> _STATED PROBLEM_: Give the count of lines containing the string "into", with no other output.

> _INPUT ROWS_:

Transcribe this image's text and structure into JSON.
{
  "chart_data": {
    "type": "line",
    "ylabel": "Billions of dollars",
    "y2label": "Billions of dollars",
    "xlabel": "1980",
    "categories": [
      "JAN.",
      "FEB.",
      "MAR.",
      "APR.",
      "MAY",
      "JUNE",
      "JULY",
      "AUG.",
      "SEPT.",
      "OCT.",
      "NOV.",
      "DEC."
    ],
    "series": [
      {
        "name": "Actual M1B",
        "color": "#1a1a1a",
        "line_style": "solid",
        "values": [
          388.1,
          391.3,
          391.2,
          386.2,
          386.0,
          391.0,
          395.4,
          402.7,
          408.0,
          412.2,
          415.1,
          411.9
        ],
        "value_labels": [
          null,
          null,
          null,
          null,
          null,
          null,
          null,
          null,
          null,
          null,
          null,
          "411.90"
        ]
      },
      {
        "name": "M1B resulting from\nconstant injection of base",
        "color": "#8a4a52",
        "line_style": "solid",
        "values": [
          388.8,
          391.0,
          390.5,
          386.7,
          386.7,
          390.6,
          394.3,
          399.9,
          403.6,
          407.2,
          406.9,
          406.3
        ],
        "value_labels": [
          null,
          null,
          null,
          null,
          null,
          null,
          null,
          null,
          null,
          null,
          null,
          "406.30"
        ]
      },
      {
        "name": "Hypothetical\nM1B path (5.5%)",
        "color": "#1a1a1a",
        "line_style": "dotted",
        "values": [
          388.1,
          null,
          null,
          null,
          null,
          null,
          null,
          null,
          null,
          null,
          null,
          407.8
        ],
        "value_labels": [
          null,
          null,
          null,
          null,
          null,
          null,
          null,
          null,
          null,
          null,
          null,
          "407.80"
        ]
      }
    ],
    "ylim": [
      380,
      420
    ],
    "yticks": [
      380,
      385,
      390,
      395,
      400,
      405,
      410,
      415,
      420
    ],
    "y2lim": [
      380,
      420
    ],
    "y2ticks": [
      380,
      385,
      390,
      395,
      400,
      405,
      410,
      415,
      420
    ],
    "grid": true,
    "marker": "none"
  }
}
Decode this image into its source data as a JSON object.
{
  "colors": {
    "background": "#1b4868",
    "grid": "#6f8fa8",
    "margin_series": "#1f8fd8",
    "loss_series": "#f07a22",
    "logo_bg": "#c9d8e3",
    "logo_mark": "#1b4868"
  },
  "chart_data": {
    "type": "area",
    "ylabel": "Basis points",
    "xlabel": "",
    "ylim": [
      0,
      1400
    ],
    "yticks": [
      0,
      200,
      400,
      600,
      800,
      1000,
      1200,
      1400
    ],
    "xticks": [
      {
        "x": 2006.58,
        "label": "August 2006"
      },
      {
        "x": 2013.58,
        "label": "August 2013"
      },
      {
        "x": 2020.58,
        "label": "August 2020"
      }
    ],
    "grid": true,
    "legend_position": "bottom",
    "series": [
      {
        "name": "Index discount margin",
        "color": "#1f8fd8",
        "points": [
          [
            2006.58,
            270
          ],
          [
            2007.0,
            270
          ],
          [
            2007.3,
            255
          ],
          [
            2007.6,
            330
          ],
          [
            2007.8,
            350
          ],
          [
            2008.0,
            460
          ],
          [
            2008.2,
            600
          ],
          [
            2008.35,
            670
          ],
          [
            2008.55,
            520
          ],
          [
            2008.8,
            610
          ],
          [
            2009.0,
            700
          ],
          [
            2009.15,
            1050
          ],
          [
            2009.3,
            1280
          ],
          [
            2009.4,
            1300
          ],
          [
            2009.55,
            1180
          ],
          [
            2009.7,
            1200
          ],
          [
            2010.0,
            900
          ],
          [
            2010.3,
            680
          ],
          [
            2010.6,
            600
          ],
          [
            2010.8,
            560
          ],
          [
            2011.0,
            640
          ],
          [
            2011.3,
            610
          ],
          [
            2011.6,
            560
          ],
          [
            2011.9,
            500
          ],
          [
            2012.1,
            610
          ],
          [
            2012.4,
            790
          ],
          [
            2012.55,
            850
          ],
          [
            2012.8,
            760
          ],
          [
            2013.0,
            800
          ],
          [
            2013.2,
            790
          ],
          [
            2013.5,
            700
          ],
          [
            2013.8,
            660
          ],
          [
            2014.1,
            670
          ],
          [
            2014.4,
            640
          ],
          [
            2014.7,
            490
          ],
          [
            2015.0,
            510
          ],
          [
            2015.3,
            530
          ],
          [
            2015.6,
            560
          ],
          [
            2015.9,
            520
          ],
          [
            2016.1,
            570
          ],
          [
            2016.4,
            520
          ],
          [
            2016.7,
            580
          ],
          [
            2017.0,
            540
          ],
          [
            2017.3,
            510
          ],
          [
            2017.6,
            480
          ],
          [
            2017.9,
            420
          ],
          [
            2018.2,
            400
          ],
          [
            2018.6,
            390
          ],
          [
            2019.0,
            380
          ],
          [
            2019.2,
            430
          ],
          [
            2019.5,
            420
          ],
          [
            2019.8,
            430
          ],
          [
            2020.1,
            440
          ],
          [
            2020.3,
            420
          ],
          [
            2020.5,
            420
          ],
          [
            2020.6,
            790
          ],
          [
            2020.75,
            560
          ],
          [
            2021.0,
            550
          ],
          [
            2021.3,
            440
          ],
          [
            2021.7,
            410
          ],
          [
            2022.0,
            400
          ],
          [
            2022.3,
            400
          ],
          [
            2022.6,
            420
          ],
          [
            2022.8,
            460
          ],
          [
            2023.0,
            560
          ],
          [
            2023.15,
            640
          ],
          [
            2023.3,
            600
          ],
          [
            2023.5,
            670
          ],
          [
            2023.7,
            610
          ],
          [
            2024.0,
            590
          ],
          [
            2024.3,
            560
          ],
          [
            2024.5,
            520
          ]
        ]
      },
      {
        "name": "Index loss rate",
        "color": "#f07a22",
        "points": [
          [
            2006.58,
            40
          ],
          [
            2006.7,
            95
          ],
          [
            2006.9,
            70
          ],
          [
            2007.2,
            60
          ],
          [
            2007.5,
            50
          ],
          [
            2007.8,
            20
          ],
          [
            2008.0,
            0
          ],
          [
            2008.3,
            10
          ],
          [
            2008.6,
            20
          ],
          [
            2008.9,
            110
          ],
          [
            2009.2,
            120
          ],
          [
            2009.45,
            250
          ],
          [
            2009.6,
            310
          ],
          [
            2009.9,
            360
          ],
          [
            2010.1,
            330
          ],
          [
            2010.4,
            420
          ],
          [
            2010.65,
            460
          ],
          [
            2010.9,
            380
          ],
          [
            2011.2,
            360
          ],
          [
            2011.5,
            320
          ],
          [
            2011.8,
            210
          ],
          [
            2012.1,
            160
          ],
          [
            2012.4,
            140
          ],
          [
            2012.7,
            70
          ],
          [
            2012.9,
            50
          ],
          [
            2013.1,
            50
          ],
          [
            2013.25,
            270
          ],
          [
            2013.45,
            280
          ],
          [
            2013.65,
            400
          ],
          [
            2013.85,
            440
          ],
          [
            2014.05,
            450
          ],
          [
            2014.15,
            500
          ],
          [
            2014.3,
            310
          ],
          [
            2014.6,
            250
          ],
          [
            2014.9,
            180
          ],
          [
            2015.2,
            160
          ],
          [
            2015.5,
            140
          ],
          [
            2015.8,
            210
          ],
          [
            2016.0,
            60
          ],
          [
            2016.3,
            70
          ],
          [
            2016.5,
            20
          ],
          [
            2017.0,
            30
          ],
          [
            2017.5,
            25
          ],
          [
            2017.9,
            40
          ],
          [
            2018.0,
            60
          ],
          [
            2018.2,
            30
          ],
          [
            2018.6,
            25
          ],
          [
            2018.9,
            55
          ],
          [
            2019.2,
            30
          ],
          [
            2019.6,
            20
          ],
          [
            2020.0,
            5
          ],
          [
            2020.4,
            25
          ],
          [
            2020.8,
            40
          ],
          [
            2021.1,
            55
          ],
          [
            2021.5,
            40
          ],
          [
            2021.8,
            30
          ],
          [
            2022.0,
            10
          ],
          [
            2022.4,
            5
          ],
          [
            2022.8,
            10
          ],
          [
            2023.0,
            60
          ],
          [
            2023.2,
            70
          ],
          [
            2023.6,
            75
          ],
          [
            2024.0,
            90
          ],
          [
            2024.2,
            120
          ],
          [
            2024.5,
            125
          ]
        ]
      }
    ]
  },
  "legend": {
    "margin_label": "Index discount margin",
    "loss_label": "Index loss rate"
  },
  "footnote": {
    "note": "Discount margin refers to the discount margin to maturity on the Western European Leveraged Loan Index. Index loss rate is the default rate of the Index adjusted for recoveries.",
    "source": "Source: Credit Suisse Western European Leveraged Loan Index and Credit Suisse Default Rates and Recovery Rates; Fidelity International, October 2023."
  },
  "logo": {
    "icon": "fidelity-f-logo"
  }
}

> _TASK RESULT_: 2